> Task prompt: Exactly as written, print each record in the listing.

[Entries with figure data]
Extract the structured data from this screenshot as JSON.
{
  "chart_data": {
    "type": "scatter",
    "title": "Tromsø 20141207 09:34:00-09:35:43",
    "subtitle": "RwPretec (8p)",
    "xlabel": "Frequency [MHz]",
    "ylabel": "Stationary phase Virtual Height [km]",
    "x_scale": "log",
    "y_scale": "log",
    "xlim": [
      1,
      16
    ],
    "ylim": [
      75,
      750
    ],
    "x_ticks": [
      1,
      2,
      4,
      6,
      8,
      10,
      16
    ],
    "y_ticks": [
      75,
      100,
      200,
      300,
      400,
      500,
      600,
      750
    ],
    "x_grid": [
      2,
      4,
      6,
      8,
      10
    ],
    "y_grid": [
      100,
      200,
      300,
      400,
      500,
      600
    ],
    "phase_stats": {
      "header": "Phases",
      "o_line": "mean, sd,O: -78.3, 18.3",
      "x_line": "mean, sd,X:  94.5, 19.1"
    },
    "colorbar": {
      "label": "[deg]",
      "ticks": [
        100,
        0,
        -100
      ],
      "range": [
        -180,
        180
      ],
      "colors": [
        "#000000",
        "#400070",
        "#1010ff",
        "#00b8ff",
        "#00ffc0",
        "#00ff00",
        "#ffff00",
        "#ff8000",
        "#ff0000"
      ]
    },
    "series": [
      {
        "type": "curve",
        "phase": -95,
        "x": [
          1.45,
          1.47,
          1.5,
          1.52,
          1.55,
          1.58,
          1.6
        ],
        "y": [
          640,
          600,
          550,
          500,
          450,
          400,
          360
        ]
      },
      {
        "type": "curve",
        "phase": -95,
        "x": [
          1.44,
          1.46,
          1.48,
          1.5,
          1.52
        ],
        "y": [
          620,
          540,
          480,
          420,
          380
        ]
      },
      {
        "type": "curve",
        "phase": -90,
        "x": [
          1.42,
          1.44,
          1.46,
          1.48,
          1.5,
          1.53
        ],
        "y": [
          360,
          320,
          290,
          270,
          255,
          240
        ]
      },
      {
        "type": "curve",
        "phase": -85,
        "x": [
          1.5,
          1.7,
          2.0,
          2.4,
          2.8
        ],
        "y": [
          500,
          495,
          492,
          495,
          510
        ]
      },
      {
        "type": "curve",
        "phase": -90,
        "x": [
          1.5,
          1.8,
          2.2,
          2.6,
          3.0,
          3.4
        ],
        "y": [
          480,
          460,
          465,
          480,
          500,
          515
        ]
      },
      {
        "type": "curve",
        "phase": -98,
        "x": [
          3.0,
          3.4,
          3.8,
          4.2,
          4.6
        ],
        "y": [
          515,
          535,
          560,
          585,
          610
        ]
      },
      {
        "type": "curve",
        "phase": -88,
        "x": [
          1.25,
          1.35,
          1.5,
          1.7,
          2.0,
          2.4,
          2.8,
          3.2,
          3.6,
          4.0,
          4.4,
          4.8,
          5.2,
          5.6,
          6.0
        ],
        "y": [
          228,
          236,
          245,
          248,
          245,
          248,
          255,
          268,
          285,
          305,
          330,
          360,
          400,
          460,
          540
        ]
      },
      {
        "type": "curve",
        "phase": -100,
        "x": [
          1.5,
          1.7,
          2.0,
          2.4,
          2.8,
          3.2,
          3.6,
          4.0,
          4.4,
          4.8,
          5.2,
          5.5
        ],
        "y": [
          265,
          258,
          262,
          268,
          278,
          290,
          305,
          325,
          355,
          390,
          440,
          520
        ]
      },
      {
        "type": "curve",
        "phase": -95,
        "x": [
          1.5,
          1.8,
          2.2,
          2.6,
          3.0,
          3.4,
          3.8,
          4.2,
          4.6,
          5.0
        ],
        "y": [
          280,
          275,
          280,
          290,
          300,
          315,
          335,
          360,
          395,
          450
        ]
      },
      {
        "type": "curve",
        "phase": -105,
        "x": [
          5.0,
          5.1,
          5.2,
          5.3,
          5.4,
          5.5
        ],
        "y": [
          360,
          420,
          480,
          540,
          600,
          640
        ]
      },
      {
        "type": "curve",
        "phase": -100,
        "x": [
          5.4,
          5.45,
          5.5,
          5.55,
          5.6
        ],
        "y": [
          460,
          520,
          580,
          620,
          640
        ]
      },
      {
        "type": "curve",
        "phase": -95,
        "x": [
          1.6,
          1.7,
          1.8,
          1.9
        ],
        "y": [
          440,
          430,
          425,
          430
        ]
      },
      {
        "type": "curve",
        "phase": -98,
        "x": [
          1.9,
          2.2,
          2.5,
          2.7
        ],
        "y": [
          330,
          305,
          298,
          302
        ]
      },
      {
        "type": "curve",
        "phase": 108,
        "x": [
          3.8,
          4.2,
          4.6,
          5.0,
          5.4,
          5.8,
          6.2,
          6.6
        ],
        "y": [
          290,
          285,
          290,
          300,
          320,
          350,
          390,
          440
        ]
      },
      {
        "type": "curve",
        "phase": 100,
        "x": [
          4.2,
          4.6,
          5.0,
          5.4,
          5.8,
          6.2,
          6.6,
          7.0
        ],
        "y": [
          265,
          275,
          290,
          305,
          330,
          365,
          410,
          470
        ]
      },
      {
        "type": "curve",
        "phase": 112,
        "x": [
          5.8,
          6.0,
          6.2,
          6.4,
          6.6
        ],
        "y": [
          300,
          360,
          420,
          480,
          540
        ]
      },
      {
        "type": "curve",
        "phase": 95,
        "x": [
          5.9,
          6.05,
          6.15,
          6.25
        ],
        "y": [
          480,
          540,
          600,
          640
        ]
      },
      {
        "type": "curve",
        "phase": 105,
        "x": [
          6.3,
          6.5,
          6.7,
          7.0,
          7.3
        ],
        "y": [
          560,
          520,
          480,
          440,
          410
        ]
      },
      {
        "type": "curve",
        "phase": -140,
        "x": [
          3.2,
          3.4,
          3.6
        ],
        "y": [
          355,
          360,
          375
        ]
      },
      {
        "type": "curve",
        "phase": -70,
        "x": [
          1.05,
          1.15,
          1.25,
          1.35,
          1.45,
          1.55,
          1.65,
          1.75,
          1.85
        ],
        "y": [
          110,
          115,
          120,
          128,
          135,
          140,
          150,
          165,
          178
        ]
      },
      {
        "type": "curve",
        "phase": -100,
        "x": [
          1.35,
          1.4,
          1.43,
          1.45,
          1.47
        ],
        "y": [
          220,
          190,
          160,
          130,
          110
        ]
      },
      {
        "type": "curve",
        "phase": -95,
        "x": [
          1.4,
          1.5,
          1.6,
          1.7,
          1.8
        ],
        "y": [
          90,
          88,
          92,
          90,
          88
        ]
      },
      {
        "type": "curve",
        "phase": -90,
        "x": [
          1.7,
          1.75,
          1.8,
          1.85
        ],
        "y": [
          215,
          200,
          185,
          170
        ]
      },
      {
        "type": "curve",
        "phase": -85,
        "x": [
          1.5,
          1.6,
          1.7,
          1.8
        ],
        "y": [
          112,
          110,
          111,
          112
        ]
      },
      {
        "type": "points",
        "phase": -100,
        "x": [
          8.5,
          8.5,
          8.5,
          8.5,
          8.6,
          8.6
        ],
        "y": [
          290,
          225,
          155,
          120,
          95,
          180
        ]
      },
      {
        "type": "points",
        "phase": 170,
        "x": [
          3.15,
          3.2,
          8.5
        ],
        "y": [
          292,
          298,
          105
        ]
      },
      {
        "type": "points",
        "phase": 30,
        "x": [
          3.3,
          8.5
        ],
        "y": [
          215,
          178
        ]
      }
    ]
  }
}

> In response:
Extract the structured data from this screenshot as JSON.
{
  "chart_data": {
    "type": "scatter",
    "title": "Tromsø 20141207 09:34:00-09:35:43",
    "subtitle": "RwPretec (8p)",
    "xlabel": "Frequency [MHz]",
    "ylabel": "Stationary phase Virtual Height [km]",
    "x_scale": "log",
    "y_scale": "log",
    "xlim": [
      1,
      16
    ],
    "ylim": [
      75,
      750
    ],
    "x_ticks": [
      1,
      2,
      4,
      6,
      8,
      10,
      16
    ],
    "y_ticks": [
      75,
      100,
      200,
      300,
      400,
      500,
      600,
      750
    ],
    "x_grid": [
      2,
      4,
      6,
      8,
      10
    ],
    "y_grid": [
      100,
      200,
      300,
      400,
      500,
      600
    ],
    "phase_stats": {
      "header": "Phases",
      "o_line": "mean, sd,O: -78.3, 18.3",
      "x_line": "mean, sd,X:  94.5, 19.1"
    },
    "colorbar": {
      "label": "[deg]",
      "ticks": [
        100,
        0,
        -100
      ],
      "range": [
        -180,
        180
      ],
      "colors": [
        "#000000",
        "#400070",
        "#1010ff",
        "#00b8ff",
        "#00ffc0",
        "#00ff00",
        "#ffff00",
        "#ff8000",
        "#ff0000"
      ]
    },
    "series": [
      {
        "type": "curve",
        "phase": -95,
        "x": [
          1.45,
          1.47,
          1.5,
          1.52,
          1.55,
          1.58,
          1.6
        ],
        "y": [
          640,
          600,
          550,
          500,
          450,
          400,
          360
        ]
      },
      {
        "type": "curve",
        "phase": -95,
        "x": [
          1.44,
          1.46,
          1.48,
          1.5,
          1.52
        ],
        "y": [
          620,
          540,
          480,
          420,
          380
        ]
      },
      {
        "type": "curve",
        "phase": -90,
        "x": [
          1.42,
          1.44,
          1.46,
          1.48,
          1.5,
          1.53
        ],
        "y": [
          360,
          320,
          290,
          270,
          255,
          240
        ]
      },
      {
        "type": "curve",
        "phase": -85,
        "x": [
          1.5,
          1.7,
          2.0,
          2.4,
          2.8
        ],
        "y": [
          500,
          495,
          492,
          495,
          510
        ]
      },
      {
        "type": "curve",
        "phase": -90,
        "x": [
          1.5,
          1.8,
          2.2,
          2.6,
          3.0,
          3.4
        ],
        "y": [
          480,
          460,
          465,
          480,
          500,
          515
        ]
      },
      {
        "type": "curve",
        "phase": -98,
        "x": [
          3.0,
          3.4,
          3.8,
          4.2,
          4.6
        ],
        "y": [
          515,
          535,
          560,
          585,
          610
        ]
      },
      {
        "type": "curve",
        "phase": -88,
        "x": [
          1.25,
          1.35,
          1.5,
          1.7,
          2.0,
          2.4,
          2.8,
          3.2,
          3.6,
          4.0,
          4.4,
          4.8,
          5.2,
          5.6,
          6.0
        ],
        "y": [
          228,
          236,
          245,
          248,
          245,
          248,
          255,
          268,
          285,
          305,
          330,
          360,
          400,
          460,
          540
        ]
      },
      {
        "type": "curve",
        "phase": -100,
        "x": [
          1.5,
          1.7,
          2.0,
          2.4,
          2.8,
          3.2,
          3.6,
          4.0,
          4.4,
          4.8,
          5.2,
          5.5
        ],
        "y": [
          265,
          258,
          262,
          268,
          278,
          290,
          305,
          325,
          355,
          390,
          440,
          520
        ]
      },
      {
        "type": "curve",
        "phase": -95,
        "x": [
          1.5,
          1.8,
          2.2,
          2.6,
          3.0,
          3.4,
          3.8,
          4.2,
          4.6,
          5.0
        ],
        "y": [
          280,
          275,
          280,
          290,
          300,
          315,
          335,
          360,
          395,
          450
        ]
      },
      {
        "type": "curve",
        "phase": -105,
        "x": [
          5.0,
          5.1,
          5.2,
          5.3,
          5.4,
          5.5
        ],
        "y": [
          360,
          420,
          480,
          540,
          600,
          640
        ]
      },
      {
        "type": "curve",
        "phase": -100,
        "x": [
          5.4,
          5.45,
          5.5,
          5.55,
          5.6
        ],
        "y": [
          460,
          520,
          580,
          620,
          640
        ]
      },
      {
        "type": "curve",
        "phase": -95,
        "x": [
          1.6,
          1.7,
          1.8,
          1.9
        ],
        "y": [
          440,
          430,
          425,
          430
        ]
      },
      {
        "type": "curve",
        "phase": -98,
        "x": [
          1.9,
          2.2,
          2.5,
          2.7
        ],
        "y": [
          330,
          305,
          298,
          302
        ]
      },
      {
        "type": "curve",
        "phase": 108,
        "x": [
          3.8,
          4.2,
          4.6,
          5.0,
          5.4,
          5.8,
          6.2,
          6.6
        ],
        "y": [
          290,
          285,
          290,
          300,
          320,
          350,
          390,
          440
        ]
      },
      {
        "type": "curve",
        "phase": 100,
        "x": [
          4.2,
          4.6,
          5.0,
          5.4,
          5.8,
          6.2,
          6.6,
          7.0
        ],
        "y": [
          265,
          275,
          290,
          305,
          330,
          365,
          410,
          470
        ]
      },
      {
        "type": "curve",
        "phase": 112,
        "x": [
          5.8,
          6.0,
          6.2,
          6.4,
          6.6
        ],
        "y": [
          300,
          360,
          420,
          480,
          540
        ]
      },
      {
        "type": "curve",
        "phase": 95,
        "x": [
          5.9,
          6.05,
          6.15,
          6.25
        ],
        "y": [
          480,
          540,
          600,
          640
        ]
      },
      {
        "type": "curve",
        "phase": 105,
        "x": [
          6.3,
          6.5,
          6.7,
          7.0,
          7.3
        ],
        "y": [
          560,
          520,
          480,
          440,
          410
        ]
      },
      {
        "type": "curve",
        "phase": -140,
        "x": [
          3.2,
          3.4,
          3.6
        ],
        "y": [
          355,
          360,
          375
        ]
      },
      {
        "type": "curve",
        "phase": -70,
        "x": [
          1.05,
          1.15,
          1.25,
          1.35,
          1.45,
          1.55,
          1.65,
          1.75,
          1.85
        ],
        "y": [
          110,
          115,
          120,
          128,
          135,
          140,
          150,
          165,
          178
        ]
      },
      {
        "type": "curve",
        "phase": -100,
        "x": [
          1.35,
          1.4,
          1.43,
          1.45,
          1.47
        ],
        "y": [
          220,
          190,
          160,
          130,
          110
        ]
      },
      {
        "type": "curve",
        "phase": -95,
        "x": [
          1.4,
          1.5,
          1.6,
          1.7,
          1.8
        ],
        "y": [
          90,
          88,
          92,
          90,
          88
        ]
      },
      {
        "type": "curve",
        "phase": -90,
        "x": [
          1.7,
          1.75,
          1.8,
          1.85
        ],
        "y": [
          215,
          200,
          185,
          170
        ]
      },
      {
        "type": "curve",
        "phase": -85,
        "x": [
          1.5,
          1.6,
          1.7,
          1.8
        ],
        "y": [
          112,
          110,
          111,
          112
        ]
      },
      {
        "type": "points",
        "phase": -100,
        "x": [
          8.5,
          8.5,
          8.5,
          8.5,
          8.6,
          8.6
        ],
        "y": [
          290,
          225,
          155,
          120,
          95,
          180
        ]
      },
      {
        "type": "points",
        "phase": 170,
        "x": [
          3.15,
          3.2,
          8.5
        ],
        "y": [
          292,
          298,
          105
        ]
      },
      {
        "type": "points",
        "phase": 30,
        "x": [
          3.3,
          8.5
        ],
        "y": [
          215,
          178
        ]
      }
    ]
  }
}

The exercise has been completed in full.